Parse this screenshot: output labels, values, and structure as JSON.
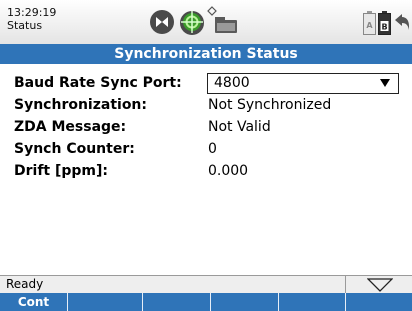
{
  "statusbar": {
    "time": "13:29:19",
    "mode": "Status",
    "icons": [
      "radio-mute-icon",
      "gps-target-icon",
      "signal-indicator-icon",
      "sd-card-icon",
      "battery-a-icon",
      "battery-b-icon",
      "back-arrow-icon"
    ],
    "colors": {
      "gps_green": "#3a9a2a",
      "gps_ring": "#6ccf4a",
      "icon_grey": "#555555"
    }
  },
  "title": "Synchronization Status",
  "fields": {
    "baud": {
      "label": "Baud Rate Sync Port:",
      "value": "4800"
    },
    "sync": {
      "label": "Synchronization:",
      "value": "Not Synchronized"
    },
    "zda": {
      "label": "ZDA Message:",
      "value": "Not Valid"
    },
    "counter": {
      "label": "Synch Counter:",
      "value": "0"
    },
    "drift": {
      "label": "Drift [ppm]:",
      "value": "0.000"
    }
  },
  "footer": {
    "status": "Ready",
    "menu_icon": "triangle-down-icon"
  },
  "softkeys": [
    "Cont",
    "",
    "",
    "",
    "",
    ""
  ],
  "colors": {
    "accent": "#2f74b8",
    "text": "#000000",
    "background": "#ffffff"
  }
}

**Stated task**
Gather up the lines that contain the word "Synchronization".

**Solved exercise**
  "title": "Synchronization Status",
      "label": "Synchronization:",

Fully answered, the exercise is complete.